Exercise prompt:
Gather each line in the entries that includes the string "Mean".

Records for this exercise:

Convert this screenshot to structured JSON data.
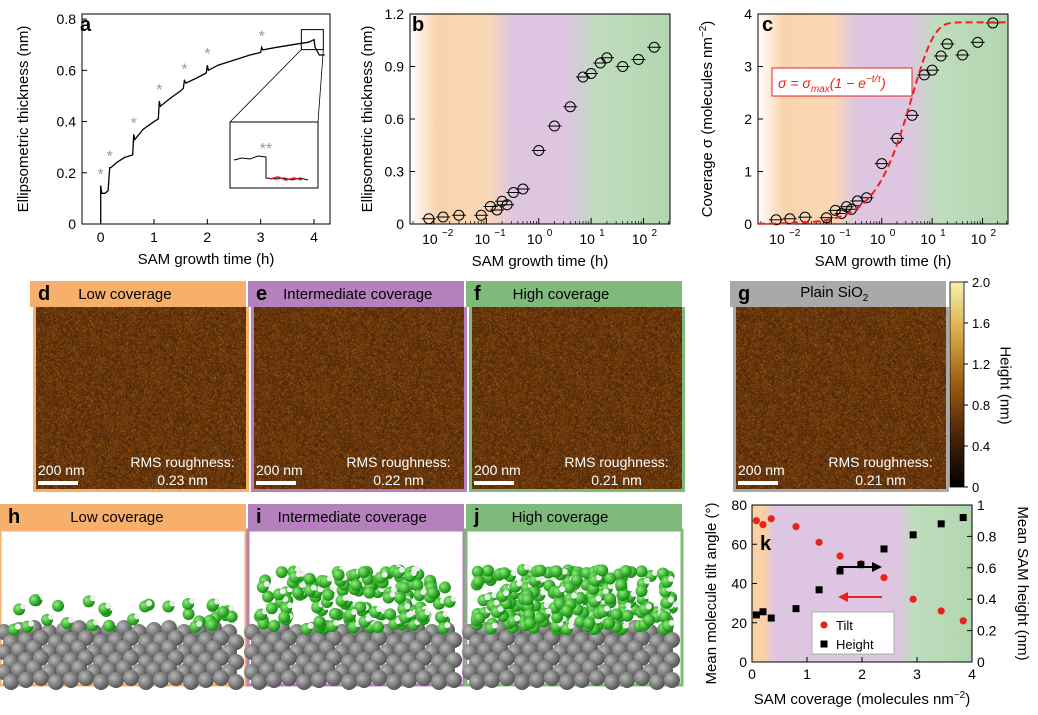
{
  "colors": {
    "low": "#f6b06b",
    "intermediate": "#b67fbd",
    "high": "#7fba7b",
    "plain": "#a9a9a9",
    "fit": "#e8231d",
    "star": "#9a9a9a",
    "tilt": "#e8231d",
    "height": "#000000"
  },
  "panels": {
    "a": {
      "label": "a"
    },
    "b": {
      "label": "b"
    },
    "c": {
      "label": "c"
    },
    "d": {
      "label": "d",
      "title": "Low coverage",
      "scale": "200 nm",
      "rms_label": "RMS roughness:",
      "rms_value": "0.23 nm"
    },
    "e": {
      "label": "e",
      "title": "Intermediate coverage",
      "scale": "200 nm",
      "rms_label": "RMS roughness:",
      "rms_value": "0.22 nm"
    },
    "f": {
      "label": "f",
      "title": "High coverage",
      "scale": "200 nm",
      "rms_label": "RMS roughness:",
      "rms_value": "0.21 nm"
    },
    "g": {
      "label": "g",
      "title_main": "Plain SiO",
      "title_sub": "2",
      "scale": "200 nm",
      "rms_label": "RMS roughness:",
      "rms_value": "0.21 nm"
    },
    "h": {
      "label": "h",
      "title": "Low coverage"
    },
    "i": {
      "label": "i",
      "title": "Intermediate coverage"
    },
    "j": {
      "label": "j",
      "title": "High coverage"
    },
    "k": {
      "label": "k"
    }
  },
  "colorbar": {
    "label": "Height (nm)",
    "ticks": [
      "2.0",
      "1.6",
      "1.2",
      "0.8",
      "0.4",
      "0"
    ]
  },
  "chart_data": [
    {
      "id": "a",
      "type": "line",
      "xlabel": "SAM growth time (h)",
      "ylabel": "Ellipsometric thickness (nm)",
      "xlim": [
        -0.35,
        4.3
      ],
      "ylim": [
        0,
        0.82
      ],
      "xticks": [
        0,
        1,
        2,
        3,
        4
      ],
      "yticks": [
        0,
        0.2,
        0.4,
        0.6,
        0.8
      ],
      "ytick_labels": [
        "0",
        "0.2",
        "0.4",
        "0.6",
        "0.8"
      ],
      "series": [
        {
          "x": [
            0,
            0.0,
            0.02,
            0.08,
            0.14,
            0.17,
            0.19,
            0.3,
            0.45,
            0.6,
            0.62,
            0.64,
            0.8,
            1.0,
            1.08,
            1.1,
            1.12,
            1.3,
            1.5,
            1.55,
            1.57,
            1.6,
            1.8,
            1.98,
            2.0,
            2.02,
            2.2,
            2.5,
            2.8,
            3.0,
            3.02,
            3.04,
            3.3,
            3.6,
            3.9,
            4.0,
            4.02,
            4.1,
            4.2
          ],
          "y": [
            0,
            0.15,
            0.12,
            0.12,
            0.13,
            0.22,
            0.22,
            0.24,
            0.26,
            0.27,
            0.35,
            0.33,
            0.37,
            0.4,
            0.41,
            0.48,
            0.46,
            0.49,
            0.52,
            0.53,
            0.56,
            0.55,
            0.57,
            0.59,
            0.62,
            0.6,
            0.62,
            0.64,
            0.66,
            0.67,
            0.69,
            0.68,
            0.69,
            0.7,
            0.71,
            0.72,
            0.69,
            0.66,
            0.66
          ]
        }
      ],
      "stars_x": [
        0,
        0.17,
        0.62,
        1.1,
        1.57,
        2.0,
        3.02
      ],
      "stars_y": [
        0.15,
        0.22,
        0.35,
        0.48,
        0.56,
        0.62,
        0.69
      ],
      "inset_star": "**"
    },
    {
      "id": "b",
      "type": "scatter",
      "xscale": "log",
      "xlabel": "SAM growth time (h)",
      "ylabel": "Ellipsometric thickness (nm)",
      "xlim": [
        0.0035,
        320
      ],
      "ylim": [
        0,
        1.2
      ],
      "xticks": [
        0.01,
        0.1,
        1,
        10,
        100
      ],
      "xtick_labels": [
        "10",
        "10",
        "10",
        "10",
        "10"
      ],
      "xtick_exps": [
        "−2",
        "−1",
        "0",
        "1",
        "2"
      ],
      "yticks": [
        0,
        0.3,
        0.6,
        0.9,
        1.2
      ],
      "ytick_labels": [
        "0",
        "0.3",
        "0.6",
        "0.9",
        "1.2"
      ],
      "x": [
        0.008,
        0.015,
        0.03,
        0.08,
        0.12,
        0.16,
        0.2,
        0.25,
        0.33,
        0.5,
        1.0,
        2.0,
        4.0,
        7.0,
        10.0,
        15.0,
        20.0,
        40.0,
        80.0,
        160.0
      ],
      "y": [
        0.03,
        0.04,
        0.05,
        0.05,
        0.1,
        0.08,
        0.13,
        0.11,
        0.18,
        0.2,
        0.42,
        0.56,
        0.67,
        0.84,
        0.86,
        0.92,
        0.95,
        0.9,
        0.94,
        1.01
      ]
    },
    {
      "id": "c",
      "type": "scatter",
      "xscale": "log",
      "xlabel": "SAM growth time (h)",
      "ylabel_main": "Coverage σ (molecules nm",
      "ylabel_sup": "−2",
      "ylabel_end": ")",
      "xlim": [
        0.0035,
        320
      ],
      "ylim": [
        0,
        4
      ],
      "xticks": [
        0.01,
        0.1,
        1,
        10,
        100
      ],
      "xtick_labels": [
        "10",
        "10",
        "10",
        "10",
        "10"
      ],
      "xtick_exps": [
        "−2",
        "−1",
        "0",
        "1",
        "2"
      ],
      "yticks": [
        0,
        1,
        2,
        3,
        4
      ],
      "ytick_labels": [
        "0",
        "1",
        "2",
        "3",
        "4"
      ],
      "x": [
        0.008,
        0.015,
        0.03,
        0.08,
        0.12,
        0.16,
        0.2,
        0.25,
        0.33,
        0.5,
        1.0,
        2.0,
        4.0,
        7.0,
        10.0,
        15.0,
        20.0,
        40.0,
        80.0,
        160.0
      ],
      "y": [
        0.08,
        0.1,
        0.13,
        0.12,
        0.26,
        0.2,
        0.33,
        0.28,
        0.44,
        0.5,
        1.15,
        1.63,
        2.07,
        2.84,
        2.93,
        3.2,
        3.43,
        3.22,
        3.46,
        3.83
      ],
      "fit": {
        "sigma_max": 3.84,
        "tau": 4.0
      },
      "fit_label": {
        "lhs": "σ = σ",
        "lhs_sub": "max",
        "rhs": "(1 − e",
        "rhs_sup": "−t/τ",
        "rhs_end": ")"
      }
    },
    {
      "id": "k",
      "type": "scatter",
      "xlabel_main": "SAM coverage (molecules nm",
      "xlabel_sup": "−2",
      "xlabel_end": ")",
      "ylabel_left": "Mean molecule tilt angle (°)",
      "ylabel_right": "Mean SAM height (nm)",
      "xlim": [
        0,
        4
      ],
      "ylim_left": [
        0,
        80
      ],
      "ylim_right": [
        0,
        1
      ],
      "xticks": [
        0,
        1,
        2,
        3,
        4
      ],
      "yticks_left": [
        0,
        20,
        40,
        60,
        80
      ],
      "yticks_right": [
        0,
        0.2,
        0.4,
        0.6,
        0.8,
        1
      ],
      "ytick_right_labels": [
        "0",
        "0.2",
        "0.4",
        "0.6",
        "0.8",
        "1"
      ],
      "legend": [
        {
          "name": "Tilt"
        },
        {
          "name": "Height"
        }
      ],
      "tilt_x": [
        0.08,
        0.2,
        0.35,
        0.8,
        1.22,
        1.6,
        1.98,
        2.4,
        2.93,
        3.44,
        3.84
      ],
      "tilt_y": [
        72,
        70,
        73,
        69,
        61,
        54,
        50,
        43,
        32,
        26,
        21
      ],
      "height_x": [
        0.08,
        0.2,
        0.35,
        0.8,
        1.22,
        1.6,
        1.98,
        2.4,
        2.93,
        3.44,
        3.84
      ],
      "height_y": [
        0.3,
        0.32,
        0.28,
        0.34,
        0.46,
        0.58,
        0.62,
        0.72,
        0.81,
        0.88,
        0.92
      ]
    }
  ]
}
--
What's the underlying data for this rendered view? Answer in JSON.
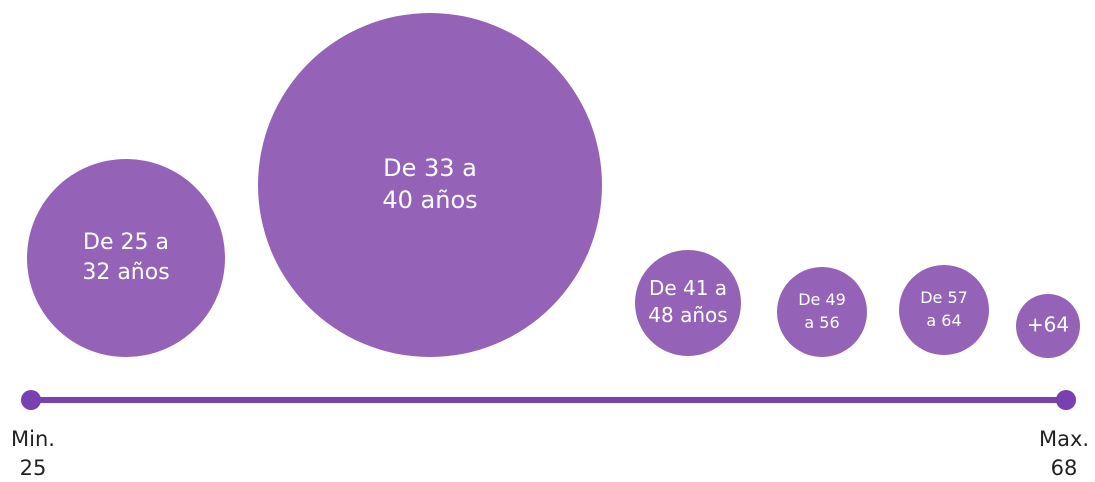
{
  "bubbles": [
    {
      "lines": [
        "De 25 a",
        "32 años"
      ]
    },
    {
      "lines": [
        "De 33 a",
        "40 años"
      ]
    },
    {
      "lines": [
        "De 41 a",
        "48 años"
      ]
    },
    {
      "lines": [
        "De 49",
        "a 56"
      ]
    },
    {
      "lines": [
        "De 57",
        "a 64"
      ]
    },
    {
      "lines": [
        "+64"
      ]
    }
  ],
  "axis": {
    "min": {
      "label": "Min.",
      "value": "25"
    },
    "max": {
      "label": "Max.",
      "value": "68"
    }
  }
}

Task solution:
      "ylabel_left": "Mean molecule tilt angle (°)",
      "ylabel_right": "Mean SAM height (nm)",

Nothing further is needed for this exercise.